Aim of the exercise → Would you retype all of these records exactly?

Structured figure records

============

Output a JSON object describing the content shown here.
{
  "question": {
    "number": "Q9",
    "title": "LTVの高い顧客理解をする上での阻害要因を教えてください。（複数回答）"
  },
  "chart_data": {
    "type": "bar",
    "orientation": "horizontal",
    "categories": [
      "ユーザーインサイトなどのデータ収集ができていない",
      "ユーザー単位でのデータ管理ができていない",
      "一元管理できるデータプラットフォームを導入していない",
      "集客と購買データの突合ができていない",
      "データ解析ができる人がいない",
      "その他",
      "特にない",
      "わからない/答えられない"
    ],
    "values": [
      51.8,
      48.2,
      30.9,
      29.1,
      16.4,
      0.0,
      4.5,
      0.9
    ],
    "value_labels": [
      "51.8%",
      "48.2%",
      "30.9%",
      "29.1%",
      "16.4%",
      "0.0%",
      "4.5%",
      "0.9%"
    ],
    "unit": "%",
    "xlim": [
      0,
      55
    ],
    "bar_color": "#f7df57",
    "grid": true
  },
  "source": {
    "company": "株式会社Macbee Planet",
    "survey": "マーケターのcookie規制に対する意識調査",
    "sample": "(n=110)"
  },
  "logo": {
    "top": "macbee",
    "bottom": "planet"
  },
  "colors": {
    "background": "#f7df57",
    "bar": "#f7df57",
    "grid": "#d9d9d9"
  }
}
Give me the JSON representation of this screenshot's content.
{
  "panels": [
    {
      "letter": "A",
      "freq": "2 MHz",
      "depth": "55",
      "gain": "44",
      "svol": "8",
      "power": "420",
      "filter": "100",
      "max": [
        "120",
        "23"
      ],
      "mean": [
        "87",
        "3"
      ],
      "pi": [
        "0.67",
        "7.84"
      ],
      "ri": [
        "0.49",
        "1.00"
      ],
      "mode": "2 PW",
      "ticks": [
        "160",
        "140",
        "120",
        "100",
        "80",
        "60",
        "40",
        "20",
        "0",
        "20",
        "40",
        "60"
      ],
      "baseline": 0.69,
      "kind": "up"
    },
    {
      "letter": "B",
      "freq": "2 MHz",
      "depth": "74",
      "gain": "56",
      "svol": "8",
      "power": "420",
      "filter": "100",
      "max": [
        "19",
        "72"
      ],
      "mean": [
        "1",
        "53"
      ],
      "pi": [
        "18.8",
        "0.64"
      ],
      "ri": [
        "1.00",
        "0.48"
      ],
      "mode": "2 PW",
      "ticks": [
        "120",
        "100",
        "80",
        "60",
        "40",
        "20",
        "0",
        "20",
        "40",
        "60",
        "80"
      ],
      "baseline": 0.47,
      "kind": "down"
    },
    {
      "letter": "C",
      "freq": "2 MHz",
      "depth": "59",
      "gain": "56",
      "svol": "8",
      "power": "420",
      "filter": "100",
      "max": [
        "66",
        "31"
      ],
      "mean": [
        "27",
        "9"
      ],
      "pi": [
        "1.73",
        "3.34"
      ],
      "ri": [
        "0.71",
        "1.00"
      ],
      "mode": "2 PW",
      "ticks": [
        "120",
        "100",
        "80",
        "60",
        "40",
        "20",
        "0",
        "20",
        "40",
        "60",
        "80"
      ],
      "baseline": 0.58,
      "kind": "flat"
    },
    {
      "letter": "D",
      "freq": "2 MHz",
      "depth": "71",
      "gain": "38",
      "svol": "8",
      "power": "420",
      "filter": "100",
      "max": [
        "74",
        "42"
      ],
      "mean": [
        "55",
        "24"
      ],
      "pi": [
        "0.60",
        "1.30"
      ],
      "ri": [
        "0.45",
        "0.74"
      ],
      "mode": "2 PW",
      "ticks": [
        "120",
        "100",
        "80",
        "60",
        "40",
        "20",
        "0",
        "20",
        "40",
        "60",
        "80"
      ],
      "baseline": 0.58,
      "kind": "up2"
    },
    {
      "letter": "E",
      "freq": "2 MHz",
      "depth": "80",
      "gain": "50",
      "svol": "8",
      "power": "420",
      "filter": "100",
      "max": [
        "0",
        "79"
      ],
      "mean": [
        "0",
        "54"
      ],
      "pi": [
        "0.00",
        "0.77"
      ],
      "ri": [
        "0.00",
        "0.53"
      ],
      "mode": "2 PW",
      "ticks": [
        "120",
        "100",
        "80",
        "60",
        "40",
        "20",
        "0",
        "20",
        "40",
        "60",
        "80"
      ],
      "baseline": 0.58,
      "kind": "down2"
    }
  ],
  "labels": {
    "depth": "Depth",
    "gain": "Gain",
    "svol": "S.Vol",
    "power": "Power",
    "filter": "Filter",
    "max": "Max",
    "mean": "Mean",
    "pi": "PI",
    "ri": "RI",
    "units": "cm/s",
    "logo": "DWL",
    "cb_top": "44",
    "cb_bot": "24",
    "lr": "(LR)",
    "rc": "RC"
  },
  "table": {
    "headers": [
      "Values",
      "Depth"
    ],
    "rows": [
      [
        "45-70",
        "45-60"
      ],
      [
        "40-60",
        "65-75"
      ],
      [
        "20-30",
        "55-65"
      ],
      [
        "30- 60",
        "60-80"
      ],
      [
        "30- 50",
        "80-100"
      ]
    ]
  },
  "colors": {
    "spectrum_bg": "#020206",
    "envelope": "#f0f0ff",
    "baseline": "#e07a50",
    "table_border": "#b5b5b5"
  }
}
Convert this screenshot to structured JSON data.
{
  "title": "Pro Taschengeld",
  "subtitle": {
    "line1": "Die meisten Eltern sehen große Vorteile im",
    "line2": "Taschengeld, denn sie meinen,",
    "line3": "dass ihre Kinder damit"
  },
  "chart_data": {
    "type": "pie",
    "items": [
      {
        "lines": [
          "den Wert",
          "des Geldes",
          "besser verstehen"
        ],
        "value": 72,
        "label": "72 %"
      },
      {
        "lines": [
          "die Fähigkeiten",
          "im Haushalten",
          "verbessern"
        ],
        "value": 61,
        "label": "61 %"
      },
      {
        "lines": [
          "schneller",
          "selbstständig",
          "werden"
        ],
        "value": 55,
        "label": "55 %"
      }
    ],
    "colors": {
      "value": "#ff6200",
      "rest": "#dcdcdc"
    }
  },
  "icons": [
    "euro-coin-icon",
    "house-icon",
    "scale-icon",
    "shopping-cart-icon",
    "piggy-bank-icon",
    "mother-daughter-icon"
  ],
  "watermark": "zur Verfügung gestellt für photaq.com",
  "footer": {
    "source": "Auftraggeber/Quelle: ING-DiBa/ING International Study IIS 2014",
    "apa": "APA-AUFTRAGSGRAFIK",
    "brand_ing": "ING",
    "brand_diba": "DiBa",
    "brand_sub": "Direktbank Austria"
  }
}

============

Worked solution →
Output a JSON object describing the content shown here.
{
  "question": {
    "number": "Q9",
    "title": "LTVの高い顧客理解をする上での阻害要因を教えてください。（複数回答）"
  },
  "chart_data": {
    "type": "bar",
    "orientation": "horizontal",
    "categories": [
      "ユーザーインサイトなどのデータ収集ができていない",
      "ユーザー単位でのデータ管理ができていない",
      "一元管理できるデータプラットフォームを導入していない",
      "集客と購買データの突合ができていない",
      "データ解析ができる人がいない",
      "その他",
      "特にない",
      "わからない/答えられない"
    ],
    "values": [
      51.8,
      48.2,
      30.9,
      29.1,
      16.4,
      0.0,
      4.5,
      0.9
    ],
    "value_labels": [
      "51.8%",
      "48.2%",
      "30.9%",
      "29.1%",
      "16.4%",
      "0.0%",
      "4.5%",
      "0.9%"
    ],
    "unit": "%",
    "xlim": [
      0,
      55
    ],
    "bar_color": "#f7df57",
    "grid": true
  },
  "source": {
    "company": "株式会社Macbee Planet",
    "survey": "マーケターのcookie規制に対する意識調査",
    "sample": "(n=110)"
  },
  "logo": {
    "top": "macbee",
    "bottom": "planet"
  },
  "colors": {
    "background": "#f7df57",
    "bar": "#f7df57",
    "grid": "#d9d9d9"
  }
}
Give me the JSON representation of this screenshot's content.
{
  "panels": [
    {
      "letter": "A",
      "freq": "2 MHz",
      "depth": "55",
      "gain": "44",
      "svol": "8",
      "power": "420",
      "filter": "100",
      "max": [
        "120",
        "23"
      ],
      "mean": [
        "87",
        "3"
      ],
      "pi": [
        "0.67",
        "7.84"
      ],
      "ri": [
        "0.49",
        "1.00"
      ],
      "mode": "2 PW",
      "ticks": [
        "160",
        "140",
        "120",
        "100",
        "80",
        "60",
        "40",
        "20",
        "0",
        "20",
        "40",
        "60"
      ],
      "baseline": 0.69,
      "kind": "up"
    },
    {
      "letter": "B",
      "freq": "2 MHz",
      "depth": "74",
      "gain": "56",
      "svol": "8",
      "power": "420",
      "filter": "100",
      "max": [
        "19",
        "72"
      ],
      "mean": [
        "1",
        "53"
      ],
      "pi": [
        "18.8",
        "0.64"
      ],
      "ri": [
        "1.00",
        "0.48"
      ],
      "mode": "2 PW",
      "ticks": [
        "120",
        "100",
        "80",
        "60",
        "40",
        "20",
        "0",
        "20",
        "40",
        "60",
        "80"
      ],
      "baseline": 0.47,
      "kind": "down"
    },
    {
      "letter": "C",
      "freq": "2 MHz",
      "depth": "59",
      "gain": "56",
      "svol": "8",
      "power": "420",
      "filter": "100",
      "max": [
        "66",
        "31"
      ],
      "mean": [
        "27",
        "9"
      ],
      "pi": [
        "1.73",
        "3.34"
      ],
      "ri": [
        "0.71",
        "1.00"
      ],
      "mode": "2 PW",
      "ticks": [
        "120",
        "100",
        "80",
        "60",
        "40",
        "20",
        "0",
        "20",
        "40",
        "60",
        "80"
      ],
      "baseline": 0.58,
      "kind": "flat"
    },
    {
      "letter": "D",
      "freq": "2 MHz",
      "depth": "71",
      "gain": "38",
      "svol": "8",
      "power": "420",
      "filter": "100",
      "max": [
        "74",
        "42"
      ],
      "mean": [
        "55",
        "24"
      ],
      "pi": [
        "0.60",
        "1.30"
      ],
      "ri": [
        "0.45",
        "0.74"
      ],
      "mode": "2 PW",
      "ticks": [
        "120",
        "100",
        "80",
        "60",
        "40",
        "20",
        "0",
        "20",
        "40",
        "60",
        "80"
      ],
      "baseline": 0.58,
      "kind": "up2"
    },
    {
      "letter": "E",
      "freq": "2 MHz",
      "depth": "80",
      "gain": "50",
      "svol": "8",
      "power": "420",
      "filter": "100",
      "max": [
        "0",
        "79"
      ],
      "mean": [
        "0",
        "54"
      ],
      "pi": [
        "0.00",
        "0.77"
      ],
      "ri": [
        "0.00",
        "0.53"
      ],
      "mode": "2 PW",
      "ticks": [
        "120",
        "100",
        "80",
        "60",
        "40",
        "20",
        "0",
        "20",
        "40",
        "60",
        "80"
      ],
      "baseline": 0.58,
      "kind": "down2"
    }
  ],
  "labels": {
    "depth": "Depth",
    "gain": "Gain",
    "svol": "S.Vol",
    "power": "Power",
    "filter": "Filter",
    "max": "Max",
    "mean": "Mean",
    "pi": "PI",
    "ri": "RI",
    "units": "cm/s",
    "logo": "DWL",
    "cb_top": "44",
    "cb_bot": "24",
    "lr": "(LR)",
    "rc": "RC"
  },
  "table": {
    "headers": [
      "Values",
      "Depth"
    ],
    "rows": [
      [
        "45-70",
        "45-60"
      ],
      [
        "40-60",
        "65-75"
      ],
      [
        "20-30",
        "55-65"
      ],
      [
        "30- 60",
        "60-80"
      ],
      [
        "30- 50",
        "80-100"
      ]
    ]
  },
  "colors": {
    "spectrum_bg": "#020206",
    "envelope": "#f0f0ff",
    "baseline": "#e07a50",
    "table_border": "#b5b5b5"
  }
}
Convert this screenshot to structured JSON data.
{
  "title": "Pro Taschengeld",
  "subtitle": {
    "line1": "Die meisten Eltern sehen große Vorteile im",
    "line2": "Taschengeld, denn sie meinen,",
    "line3": "dass ihre Kinder damit"
  },
  "chart_data": {
    "type": "pie",
    "items": [
      {
        "lines": [
          "den Wert",
          "des Geldes",
          "besser verstehen"
        ],
        "value": 72,
        "label": "72 %"
      },
      {
        "lines": [
          "die Fähigkeiten",
          "im Haushalten",
          "verbessern"
        ],
        "value": 61,
        "label": "61 %"
      },
      {
        "lines": [
          "schneller",
          "selbstständig",
          "werden"
        ],
        "value": 55,
        "label": "55 %"
      }
    ],
    "colors": {
      "value": "#ff6200",
      "rest": "#dcdcdc"
    }
  },
  "icons": [
    "euro-coin-icon",
    "house-icon",
    "scale-icon",
    "shopping-cart-icon",
    "piggy-bank-icon",
    "mother-daughter-icon"
  ],
  "watermark": "zur Verfügung gestellt für photaq.com",
  "footer": {
    "source": "Auftraggeber/Quelle: ING-DiBa/ING International Study IIS 2014",
    "apa": "APA-AUFTRAGSGRAFIK",
    "brand_ing": "ING",
    "brand_diba": "DiBa",
    "brand_sub": "Direktbank Austria"
  }
}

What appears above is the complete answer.